Provide only the number of lines in the records below that include "hulpreflector".

(Items listed in a dataset)
○ ○ ○ ○

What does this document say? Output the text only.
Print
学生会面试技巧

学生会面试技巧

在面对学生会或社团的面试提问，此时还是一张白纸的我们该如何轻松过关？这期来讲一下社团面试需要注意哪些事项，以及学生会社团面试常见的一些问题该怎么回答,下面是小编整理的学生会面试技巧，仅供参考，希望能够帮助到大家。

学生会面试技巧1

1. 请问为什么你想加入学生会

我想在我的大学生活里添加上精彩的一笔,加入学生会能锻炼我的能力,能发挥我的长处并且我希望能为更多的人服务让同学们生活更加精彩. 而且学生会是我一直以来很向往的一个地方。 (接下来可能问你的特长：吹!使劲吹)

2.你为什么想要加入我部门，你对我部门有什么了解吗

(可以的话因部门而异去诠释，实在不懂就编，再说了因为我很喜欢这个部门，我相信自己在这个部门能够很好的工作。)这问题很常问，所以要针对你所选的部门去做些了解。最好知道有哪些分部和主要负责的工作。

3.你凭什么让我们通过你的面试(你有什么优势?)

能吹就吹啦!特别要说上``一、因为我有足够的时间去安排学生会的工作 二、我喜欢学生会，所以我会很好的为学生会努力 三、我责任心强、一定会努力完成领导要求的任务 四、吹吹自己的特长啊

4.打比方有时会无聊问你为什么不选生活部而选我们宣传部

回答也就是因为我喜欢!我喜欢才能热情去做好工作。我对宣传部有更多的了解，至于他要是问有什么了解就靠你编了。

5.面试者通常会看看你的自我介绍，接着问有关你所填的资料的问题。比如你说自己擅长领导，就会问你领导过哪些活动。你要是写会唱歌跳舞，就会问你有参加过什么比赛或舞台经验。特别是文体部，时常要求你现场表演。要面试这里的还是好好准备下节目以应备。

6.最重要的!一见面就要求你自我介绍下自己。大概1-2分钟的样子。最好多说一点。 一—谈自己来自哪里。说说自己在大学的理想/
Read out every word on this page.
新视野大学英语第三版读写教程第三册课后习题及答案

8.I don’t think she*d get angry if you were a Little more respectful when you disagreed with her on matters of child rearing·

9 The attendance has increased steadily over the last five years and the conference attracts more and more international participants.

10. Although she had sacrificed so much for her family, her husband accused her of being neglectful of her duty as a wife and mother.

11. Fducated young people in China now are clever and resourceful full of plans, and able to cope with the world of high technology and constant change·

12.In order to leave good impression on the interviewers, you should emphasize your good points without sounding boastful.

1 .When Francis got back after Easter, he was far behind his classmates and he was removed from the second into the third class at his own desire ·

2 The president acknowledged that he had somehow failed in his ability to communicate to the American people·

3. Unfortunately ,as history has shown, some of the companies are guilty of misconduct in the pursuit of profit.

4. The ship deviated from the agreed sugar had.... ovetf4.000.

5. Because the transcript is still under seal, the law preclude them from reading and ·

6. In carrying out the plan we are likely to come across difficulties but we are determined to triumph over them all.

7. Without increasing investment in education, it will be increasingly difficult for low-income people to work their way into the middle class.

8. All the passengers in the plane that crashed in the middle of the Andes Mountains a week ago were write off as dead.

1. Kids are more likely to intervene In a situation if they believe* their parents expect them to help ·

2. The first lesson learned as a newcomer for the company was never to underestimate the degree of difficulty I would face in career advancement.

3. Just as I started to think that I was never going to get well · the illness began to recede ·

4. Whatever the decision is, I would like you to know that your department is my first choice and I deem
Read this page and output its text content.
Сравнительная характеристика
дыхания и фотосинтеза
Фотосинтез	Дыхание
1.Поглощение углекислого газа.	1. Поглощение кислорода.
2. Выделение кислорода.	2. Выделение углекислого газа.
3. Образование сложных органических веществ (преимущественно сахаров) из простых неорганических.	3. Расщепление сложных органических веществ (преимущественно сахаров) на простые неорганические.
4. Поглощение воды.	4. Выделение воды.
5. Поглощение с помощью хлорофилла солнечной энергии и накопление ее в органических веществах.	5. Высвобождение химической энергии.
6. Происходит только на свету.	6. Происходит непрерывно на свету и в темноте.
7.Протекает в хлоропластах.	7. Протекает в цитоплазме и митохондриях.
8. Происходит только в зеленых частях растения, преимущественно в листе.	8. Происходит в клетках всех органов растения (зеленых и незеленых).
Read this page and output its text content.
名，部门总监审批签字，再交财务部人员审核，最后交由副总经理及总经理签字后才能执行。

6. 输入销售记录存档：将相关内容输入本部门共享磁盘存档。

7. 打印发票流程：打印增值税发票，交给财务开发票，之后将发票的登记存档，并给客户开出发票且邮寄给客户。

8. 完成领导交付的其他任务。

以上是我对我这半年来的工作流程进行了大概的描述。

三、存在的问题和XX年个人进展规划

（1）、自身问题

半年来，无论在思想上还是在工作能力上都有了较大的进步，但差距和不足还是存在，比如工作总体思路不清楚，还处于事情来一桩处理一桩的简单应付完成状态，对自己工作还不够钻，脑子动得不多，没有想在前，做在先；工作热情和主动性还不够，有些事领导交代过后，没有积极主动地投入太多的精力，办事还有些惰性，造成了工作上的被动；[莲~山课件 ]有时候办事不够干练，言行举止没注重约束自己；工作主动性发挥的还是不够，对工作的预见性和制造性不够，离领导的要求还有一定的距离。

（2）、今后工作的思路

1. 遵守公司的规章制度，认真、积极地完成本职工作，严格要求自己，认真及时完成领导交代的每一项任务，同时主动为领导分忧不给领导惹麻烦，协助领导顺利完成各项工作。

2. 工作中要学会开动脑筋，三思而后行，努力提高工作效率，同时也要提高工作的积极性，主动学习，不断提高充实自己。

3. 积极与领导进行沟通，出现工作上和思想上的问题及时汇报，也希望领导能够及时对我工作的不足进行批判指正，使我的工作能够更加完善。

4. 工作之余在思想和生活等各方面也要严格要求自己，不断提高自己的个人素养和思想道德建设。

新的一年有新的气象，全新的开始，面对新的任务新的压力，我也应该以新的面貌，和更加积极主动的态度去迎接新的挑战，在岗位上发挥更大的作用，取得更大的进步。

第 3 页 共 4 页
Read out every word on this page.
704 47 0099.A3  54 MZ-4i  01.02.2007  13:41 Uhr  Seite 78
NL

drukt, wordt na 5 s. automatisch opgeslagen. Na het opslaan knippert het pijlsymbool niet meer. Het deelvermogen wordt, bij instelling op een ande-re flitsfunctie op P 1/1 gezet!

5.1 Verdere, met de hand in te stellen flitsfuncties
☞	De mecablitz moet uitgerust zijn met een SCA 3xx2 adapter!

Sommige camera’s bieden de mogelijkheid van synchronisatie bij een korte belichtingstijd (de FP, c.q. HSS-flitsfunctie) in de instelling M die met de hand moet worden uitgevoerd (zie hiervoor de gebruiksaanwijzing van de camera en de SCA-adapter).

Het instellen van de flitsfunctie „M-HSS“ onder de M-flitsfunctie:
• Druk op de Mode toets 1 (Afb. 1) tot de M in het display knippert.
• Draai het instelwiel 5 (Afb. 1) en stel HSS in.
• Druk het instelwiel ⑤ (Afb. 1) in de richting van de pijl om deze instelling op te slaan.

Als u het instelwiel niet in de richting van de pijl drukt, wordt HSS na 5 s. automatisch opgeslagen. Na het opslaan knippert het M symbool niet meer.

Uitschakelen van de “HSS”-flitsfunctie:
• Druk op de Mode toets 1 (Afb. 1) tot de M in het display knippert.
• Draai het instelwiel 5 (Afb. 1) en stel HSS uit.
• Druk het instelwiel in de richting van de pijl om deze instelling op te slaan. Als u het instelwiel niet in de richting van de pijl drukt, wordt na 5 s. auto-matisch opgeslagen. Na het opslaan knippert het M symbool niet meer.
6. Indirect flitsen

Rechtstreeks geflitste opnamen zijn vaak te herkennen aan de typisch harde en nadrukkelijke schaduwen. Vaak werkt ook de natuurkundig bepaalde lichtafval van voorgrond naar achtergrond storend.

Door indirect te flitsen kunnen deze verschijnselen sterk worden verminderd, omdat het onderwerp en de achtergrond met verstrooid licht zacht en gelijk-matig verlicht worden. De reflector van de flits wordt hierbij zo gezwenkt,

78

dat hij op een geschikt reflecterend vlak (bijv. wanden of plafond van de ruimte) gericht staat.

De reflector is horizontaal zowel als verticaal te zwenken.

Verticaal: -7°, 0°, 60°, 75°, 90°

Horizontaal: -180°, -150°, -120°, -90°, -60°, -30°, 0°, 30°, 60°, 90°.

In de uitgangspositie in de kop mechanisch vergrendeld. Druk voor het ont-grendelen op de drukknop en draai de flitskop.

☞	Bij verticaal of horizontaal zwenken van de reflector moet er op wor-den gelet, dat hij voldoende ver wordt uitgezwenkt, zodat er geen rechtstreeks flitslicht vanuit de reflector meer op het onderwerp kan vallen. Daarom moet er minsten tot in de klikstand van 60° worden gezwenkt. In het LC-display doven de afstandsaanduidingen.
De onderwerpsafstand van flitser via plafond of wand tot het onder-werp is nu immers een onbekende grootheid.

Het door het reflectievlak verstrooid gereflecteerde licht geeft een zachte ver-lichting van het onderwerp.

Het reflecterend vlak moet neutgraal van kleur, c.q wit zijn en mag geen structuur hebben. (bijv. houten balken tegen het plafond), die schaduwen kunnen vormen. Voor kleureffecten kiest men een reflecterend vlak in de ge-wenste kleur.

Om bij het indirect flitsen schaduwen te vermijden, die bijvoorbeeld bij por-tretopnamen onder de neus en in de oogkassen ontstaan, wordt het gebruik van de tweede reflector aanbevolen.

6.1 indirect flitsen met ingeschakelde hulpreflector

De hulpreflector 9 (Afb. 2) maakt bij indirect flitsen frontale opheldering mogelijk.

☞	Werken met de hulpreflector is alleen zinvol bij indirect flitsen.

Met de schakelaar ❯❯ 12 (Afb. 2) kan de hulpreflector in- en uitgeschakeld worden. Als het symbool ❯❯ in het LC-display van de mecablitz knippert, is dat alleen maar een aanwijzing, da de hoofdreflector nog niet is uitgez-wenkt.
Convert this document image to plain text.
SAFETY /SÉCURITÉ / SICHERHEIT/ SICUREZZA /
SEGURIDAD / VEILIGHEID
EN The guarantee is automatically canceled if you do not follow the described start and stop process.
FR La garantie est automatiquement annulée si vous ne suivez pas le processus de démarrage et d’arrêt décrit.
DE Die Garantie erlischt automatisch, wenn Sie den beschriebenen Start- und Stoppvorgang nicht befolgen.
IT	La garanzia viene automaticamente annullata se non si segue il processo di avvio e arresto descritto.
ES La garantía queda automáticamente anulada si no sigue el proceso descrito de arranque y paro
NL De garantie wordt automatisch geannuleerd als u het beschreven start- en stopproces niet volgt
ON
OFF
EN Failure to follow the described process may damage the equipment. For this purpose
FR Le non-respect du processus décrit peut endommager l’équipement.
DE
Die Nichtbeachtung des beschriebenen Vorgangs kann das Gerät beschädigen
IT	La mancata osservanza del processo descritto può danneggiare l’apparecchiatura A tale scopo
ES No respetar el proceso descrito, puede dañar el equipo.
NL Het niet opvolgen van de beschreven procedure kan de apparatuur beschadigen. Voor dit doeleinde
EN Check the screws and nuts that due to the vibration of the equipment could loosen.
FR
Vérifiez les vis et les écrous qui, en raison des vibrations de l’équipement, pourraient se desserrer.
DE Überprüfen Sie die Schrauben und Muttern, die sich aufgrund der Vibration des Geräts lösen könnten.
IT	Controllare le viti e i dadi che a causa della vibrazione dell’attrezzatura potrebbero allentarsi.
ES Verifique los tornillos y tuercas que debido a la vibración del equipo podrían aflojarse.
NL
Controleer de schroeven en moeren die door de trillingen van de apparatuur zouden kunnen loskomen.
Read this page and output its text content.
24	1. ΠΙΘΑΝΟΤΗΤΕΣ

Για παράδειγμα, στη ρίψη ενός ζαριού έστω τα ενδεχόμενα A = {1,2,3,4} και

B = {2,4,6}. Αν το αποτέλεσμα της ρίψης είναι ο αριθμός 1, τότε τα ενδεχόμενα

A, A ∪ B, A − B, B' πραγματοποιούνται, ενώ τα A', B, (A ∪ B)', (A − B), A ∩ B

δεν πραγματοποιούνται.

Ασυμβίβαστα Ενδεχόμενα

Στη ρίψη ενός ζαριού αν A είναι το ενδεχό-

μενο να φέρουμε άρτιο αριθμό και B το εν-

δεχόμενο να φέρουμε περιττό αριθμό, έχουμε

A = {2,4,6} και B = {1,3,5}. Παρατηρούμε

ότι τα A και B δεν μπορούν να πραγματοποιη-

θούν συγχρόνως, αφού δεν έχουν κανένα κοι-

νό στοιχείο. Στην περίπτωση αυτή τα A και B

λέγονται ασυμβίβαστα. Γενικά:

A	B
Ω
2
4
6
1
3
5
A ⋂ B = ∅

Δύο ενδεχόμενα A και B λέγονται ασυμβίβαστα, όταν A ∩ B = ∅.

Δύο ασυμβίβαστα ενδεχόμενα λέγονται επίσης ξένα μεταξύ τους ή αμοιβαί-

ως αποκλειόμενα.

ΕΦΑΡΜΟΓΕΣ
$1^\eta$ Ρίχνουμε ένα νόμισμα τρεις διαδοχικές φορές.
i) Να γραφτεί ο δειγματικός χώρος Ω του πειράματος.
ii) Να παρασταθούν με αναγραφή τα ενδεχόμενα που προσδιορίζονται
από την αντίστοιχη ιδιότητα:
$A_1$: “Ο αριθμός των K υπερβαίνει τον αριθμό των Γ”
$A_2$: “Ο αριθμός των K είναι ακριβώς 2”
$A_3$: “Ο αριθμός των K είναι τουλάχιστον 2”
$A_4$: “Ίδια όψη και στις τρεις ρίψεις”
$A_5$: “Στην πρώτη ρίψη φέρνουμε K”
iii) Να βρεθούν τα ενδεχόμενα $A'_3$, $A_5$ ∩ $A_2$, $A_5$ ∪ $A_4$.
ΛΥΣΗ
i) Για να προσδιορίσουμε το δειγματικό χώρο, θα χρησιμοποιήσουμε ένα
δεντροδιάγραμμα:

○ ○ ○ ○

— ANSWER TO THE PROBLEM —
4